§ **PROVIDED INFORMATION**
____
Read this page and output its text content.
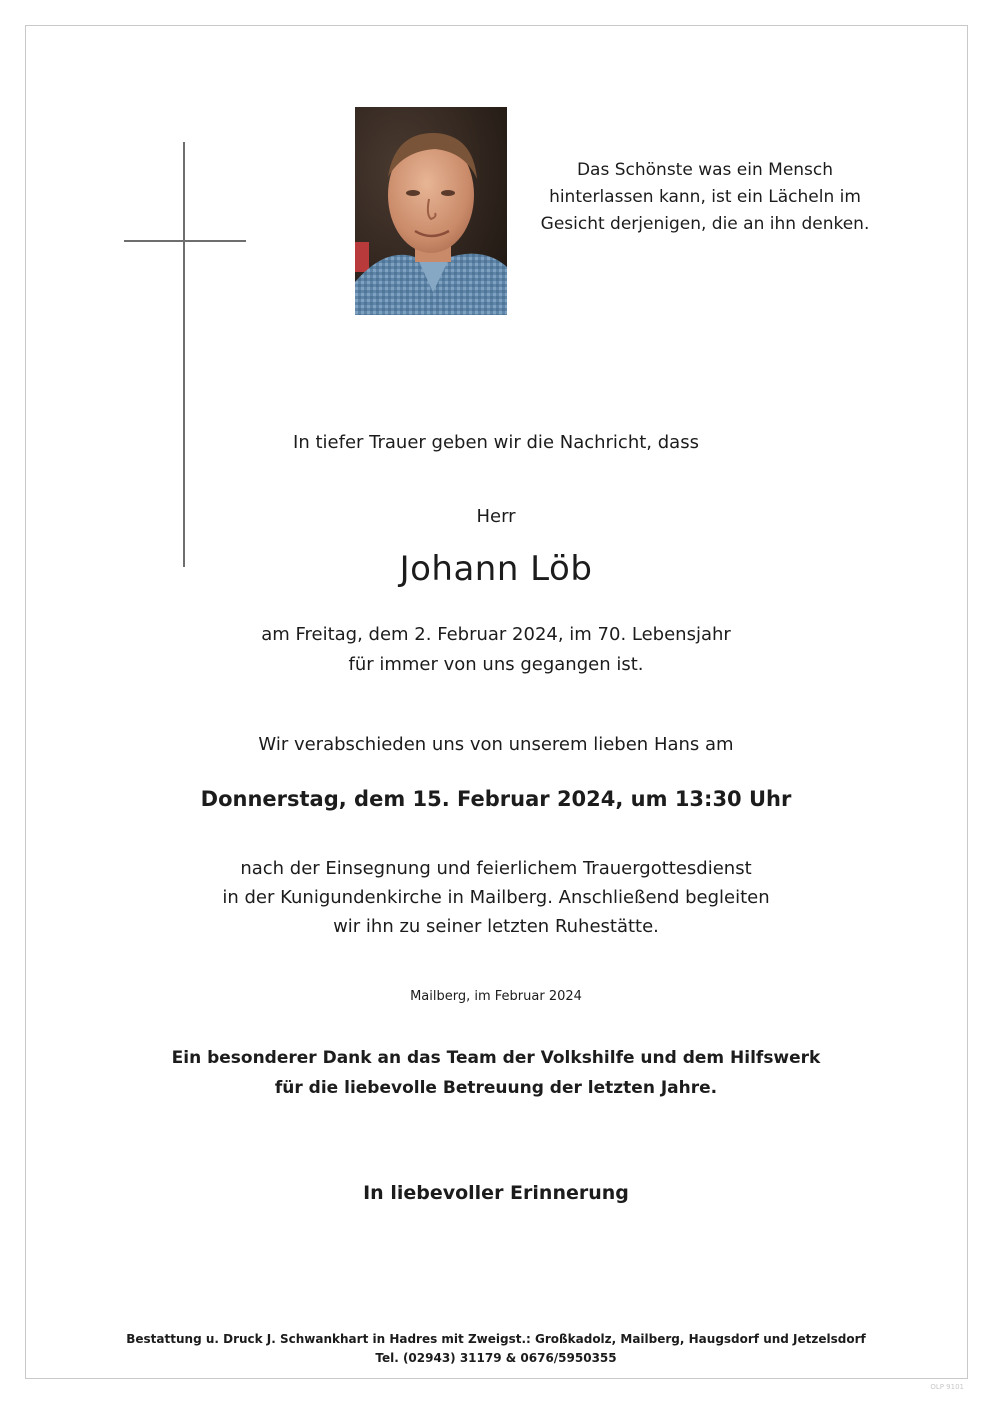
Das Schönste was ein Mensch
hinterlassen kann, ist ein Lächeln im
Gesicht derjenigen, die an ihn denken.
In tiefer Trauer geben wir die Nachricht, dass
Herr
Johann Löb
am Freitag, dem 2. Februar 2024, im 70. Lebensjahr
für immer von uns gegangen ist.
Wir verabschieden uns von unserem lieben Hans am
Donnerstag, dem 15. Februar 2024, um 13:30 Uhr
nach der Einsegnung und feierlichem Trauergottesdienst
in der Kunigundenkirche in Mailberg. Anschließend begleiten
wir ihn zu seiner letzten Ruhestätte.
Mailberg, im Februar 2024
Ein besonderer Dank an das Team der Volkshilfe und dem Hilfswerk
für die liebevolle Betreuung der letzten Jahre.
In liebevoller Erinnerung
Bestattung u. Druck J. Schwankhart in Hadres mit Zweigst.: Großkadolz, Mailberg, Haugsdorf und Jetzelsdorf
Tel. (02943) 31179 & 0676/5950355
OLP 9101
____
§ **EXERCISE BRIEF**
Generate a word-for-word copy of the preceding records, excluding all pictures.

§ **TASK RESPONSE**
Read this page and output its text content.
Das Schönste was ein Mensch
hinterlassen kann, ist ein Lächeln im
Gesicht derjenigen, die an ihn denken.
In tiefer Trauer geben wir die Nachricht, dass
Herr
Johann Löb
am Freitag, dem 2. Februar 2024, im 70. Lebensjahr
für immer von uns gegangen ist.
Wir verabschieden uns von unserem lieben Hans am
Donnerstag, dem 15. Februar 2024, um 13:30 Uhr
nach der Einsegnung und feierlichem Trauergottesdienst
in der Kunigundenkirche in Mailberg. Anschließend begleiten
wir ihn zu seiner letzten Ruhestätte.
Mailberg, im Februar 2024
Ein besonderer Dank an das Team der Volkshilfe und dem Hilfswerk
für die liebevolle Betreuung der letzten Jahre.
In liebevoller Erinnerung
Bestattung u. Druck J. Schwankhart in Hadres mit Zweigst.: Großkadolz, Mailberg, Haugsdorf und Jetzelsdorf
Tel. (02943) 31179 & 0676/5950355
OLP 9101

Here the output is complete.